■ **Written task**
In the listing below, locate the line containing "Read all visible content and emit it as JSON." and copy it and every line after it through the end, exactly as written, leaving out any pictures.

■ **Data records**
— START —

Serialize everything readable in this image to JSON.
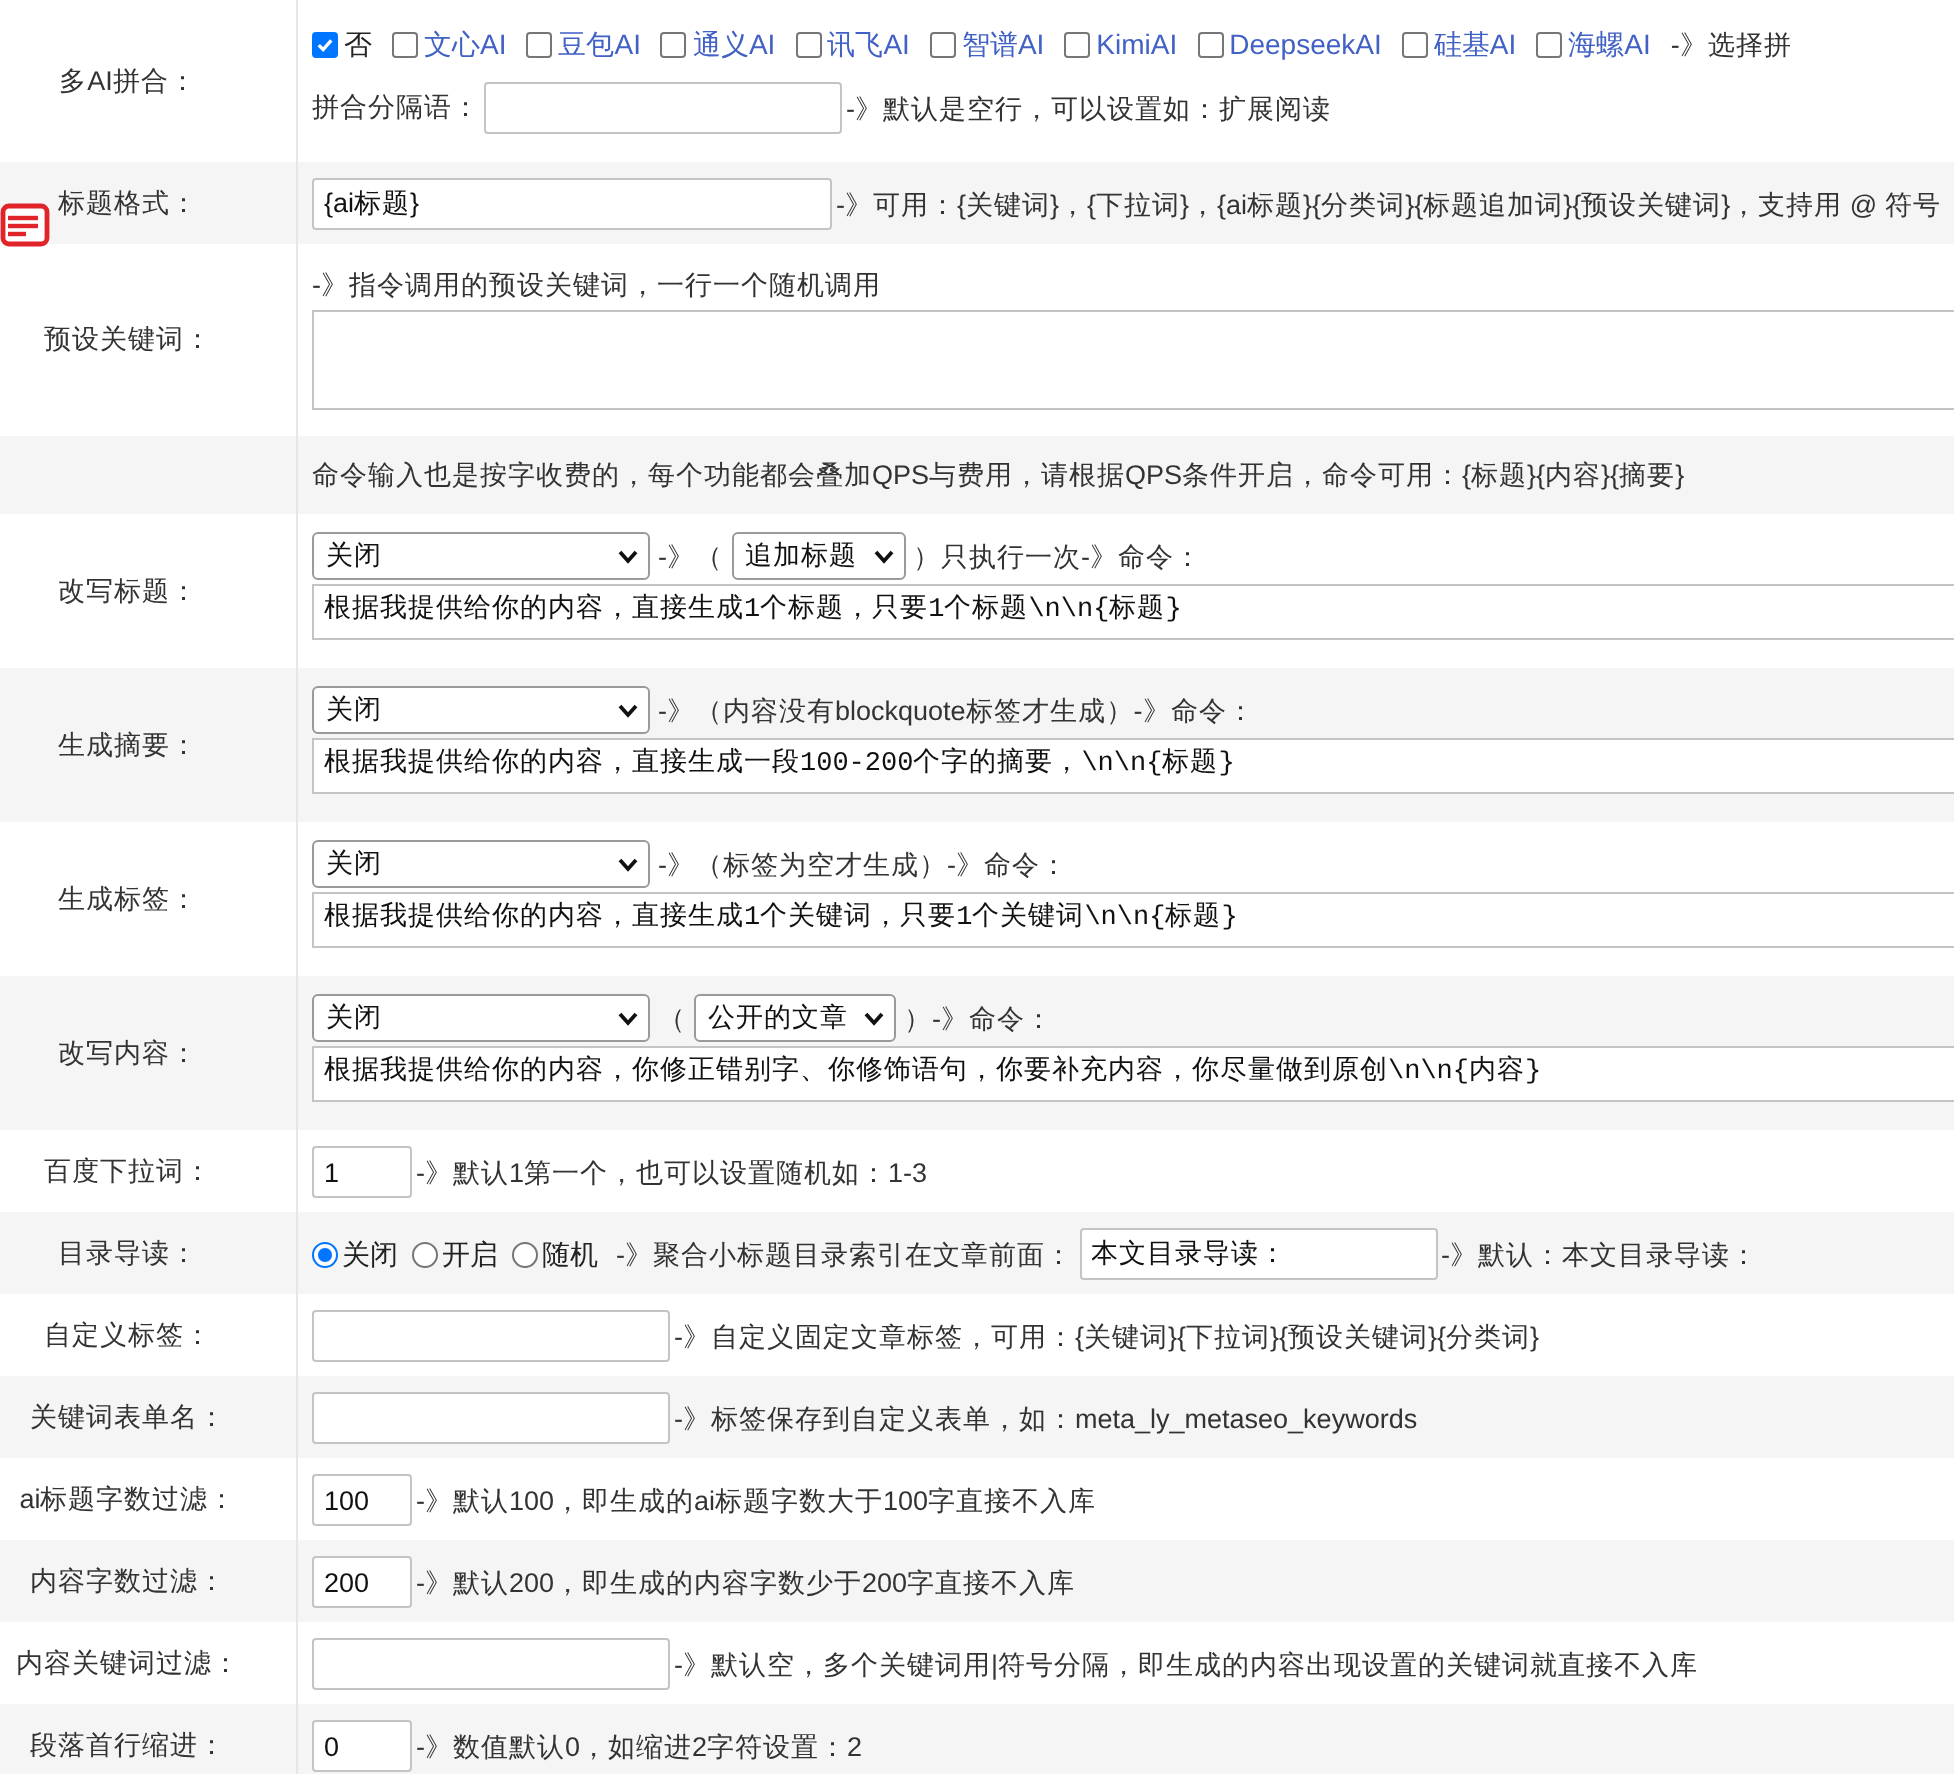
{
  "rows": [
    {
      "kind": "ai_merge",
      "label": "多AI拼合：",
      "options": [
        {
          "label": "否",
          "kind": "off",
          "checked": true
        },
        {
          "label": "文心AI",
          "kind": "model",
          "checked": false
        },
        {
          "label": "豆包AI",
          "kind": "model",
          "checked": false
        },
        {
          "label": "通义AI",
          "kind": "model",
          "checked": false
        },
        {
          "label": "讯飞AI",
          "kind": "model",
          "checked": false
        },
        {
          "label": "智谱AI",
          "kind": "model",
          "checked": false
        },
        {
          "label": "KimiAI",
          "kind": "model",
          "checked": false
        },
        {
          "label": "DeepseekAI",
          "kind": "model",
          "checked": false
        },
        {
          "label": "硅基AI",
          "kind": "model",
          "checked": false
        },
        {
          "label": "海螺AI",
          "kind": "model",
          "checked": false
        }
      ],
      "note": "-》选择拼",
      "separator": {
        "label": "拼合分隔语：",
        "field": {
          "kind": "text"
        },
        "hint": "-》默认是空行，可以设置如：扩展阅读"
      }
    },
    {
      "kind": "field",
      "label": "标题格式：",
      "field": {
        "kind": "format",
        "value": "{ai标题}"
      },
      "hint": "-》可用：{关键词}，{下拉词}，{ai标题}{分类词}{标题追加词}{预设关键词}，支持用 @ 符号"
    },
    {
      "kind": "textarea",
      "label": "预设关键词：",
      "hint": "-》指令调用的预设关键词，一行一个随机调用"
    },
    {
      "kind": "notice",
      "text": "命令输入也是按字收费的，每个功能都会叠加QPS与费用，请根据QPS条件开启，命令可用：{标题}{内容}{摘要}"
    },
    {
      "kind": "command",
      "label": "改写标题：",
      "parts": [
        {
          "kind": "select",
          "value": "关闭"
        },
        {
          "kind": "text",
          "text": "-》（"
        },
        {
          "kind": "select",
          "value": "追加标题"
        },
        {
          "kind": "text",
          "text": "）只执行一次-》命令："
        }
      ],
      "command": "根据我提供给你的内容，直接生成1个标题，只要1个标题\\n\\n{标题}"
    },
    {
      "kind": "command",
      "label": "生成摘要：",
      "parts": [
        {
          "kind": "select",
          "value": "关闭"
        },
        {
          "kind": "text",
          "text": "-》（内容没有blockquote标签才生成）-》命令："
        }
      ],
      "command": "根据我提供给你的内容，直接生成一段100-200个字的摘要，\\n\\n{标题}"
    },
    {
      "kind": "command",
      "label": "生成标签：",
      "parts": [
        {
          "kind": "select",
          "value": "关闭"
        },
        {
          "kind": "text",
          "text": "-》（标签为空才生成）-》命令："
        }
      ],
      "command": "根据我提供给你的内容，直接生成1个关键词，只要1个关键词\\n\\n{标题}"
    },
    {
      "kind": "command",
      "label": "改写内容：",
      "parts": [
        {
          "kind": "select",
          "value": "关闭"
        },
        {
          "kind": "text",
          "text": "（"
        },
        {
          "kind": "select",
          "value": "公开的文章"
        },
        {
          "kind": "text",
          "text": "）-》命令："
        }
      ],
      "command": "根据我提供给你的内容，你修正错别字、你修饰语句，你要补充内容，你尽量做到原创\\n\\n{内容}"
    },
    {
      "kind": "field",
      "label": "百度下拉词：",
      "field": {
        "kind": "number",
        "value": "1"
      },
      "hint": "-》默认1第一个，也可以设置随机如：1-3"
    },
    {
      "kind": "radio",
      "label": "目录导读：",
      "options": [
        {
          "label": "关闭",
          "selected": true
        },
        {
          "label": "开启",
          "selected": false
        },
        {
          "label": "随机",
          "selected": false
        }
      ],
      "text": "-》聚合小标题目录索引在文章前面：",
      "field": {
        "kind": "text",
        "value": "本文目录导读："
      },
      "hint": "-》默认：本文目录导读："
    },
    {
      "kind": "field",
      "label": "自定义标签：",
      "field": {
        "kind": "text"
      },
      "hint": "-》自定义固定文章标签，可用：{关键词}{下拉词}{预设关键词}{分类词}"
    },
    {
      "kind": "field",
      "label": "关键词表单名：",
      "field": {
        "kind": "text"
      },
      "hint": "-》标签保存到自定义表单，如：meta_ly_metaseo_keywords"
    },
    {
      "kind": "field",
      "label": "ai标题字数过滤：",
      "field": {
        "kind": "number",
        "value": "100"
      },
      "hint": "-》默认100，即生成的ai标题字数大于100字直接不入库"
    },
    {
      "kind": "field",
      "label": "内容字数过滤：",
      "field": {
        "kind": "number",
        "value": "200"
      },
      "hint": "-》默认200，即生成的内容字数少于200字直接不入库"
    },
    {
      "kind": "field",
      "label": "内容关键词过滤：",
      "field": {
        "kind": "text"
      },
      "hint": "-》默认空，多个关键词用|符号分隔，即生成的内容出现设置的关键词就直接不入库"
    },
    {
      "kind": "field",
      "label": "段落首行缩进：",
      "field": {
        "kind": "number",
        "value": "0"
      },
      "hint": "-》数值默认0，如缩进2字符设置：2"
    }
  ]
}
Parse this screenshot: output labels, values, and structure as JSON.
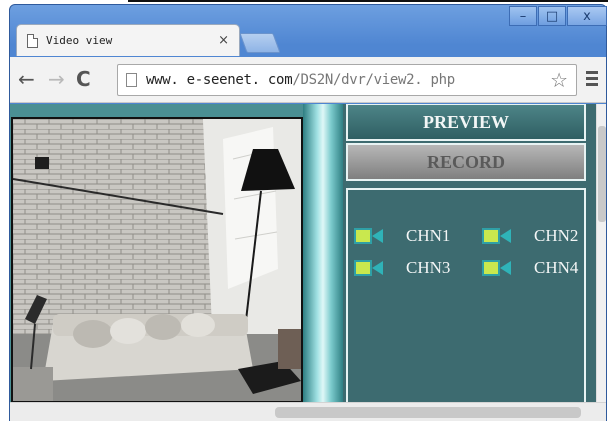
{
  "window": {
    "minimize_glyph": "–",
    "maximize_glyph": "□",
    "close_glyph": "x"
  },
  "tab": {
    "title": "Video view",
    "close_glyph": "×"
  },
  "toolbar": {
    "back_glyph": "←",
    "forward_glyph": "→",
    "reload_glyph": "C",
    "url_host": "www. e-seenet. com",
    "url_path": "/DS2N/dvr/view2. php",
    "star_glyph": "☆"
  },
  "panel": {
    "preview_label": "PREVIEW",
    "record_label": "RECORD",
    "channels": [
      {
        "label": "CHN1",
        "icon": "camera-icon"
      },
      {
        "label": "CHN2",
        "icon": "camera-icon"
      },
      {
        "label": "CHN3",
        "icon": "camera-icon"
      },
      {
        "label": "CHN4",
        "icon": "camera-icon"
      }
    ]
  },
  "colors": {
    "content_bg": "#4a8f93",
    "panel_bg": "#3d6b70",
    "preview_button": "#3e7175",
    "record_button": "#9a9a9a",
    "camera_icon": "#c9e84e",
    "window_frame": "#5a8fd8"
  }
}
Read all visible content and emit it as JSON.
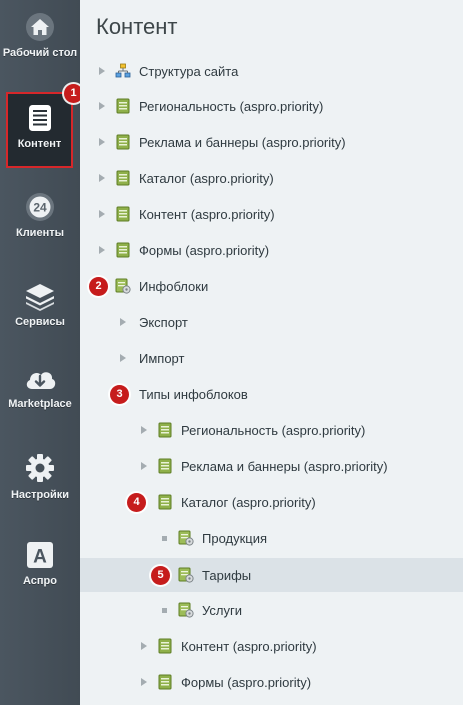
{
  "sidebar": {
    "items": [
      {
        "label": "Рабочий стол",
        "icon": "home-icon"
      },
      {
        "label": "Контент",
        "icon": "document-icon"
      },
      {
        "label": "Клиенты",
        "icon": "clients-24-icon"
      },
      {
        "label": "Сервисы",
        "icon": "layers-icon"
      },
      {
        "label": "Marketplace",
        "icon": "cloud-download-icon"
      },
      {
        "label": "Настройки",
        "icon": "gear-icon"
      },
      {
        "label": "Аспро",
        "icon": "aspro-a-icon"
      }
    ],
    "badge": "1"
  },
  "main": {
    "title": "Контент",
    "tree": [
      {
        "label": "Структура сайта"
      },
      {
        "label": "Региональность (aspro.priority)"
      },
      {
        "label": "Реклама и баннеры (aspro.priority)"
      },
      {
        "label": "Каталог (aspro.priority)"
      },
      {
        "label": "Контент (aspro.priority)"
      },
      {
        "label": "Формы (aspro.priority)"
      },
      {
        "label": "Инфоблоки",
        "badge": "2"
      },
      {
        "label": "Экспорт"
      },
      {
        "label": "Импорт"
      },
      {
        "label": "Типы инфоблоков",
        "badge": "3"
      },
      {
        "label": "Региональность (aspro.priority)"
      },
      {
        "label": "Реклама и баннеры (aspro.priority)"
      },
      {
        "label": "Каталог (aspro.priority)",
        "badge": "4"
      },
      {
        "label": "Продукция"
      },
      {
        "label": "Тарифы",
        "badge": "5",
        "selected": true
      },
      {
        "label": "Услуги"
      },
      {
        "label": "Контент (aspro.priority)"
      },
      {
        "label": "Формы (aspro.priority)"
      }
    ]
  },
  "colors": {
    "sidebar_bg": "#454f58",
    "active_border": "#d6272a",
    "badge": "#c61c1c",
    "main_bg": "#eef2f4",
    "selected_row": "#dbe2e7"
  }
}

— END —

■ **Task output**
Read all visible content and emit it as JSON.
{
  "sidebar": {
    "items": [
      {
        "label": "Рабочий стол",
        "icon": "home-icon"
      },
      {
        "label": "Контент",
        "icon": "document-icon"
      },
      {
        "label": "Клиенты",
        "icon": "clients-24-icon"
      },
      {
        "label": "Сервисы",
        "icon": "layers-icon"
      },
      {
        "label": "Marketplace",
        "icon": "cloud-download-icon"
      },
      {
        "label": "Настройки",
        "icon": "gear-icon"
      },
      {
        "label": "Аспро",
        "icon": "aspro-a-icon"
      }
    ],
    "badge": "1"
  },
  "main": {
    "title": "Контент",
    "tree": [
      {
        "label": "Структура сайта"
      },
      {
        "label": "Региональность (aspro.priority)"
      },
      {
        "label": "Реклама и баннеры (aspro.priority)"
      },
      {
        "label": "Каталог (aspro.priority)"
      },
      {
        "label": "Контент (aspro.priority)"
      },
      {
        "label": "Формы (aspro.priority)"
      },
      {
        "label": "Инфоблоки",
        "badge": "2"
      },
      {
        "label": "Экспорт"
      },
      {
        "label": "Импорт"
      },
      {
        "label": "Типы инфоблоков",
        "badge": "3"
      },
      {
        "label": "Региональность (aspro.priority)"
      },
      {
        "label": "Реклама и баннеры (aspro.priority)"
      },
      {
        "label": "Каталог (aspro.priority)",
        "badge": "4"
      },
      {
        "label": "Продукция"
      },
      {
        "label": "Тарифы",
        "badge": "5",
        "selected": true
      },
      {
        "label": "Услуги"
      },
      {
        "label": "Контент (aspro.priority)"
      },
      {
        "label": "Формы (aspro.priority)"
      }
    ]
  },
  "colors": {
    "sidebar_bg": "#454f58",
    "active_border": "#d6272a",
    "badge": "#c61c1c",
    "main_bg": "#eef2f4",
    "selected_row": "#dbe2e7"
  }
}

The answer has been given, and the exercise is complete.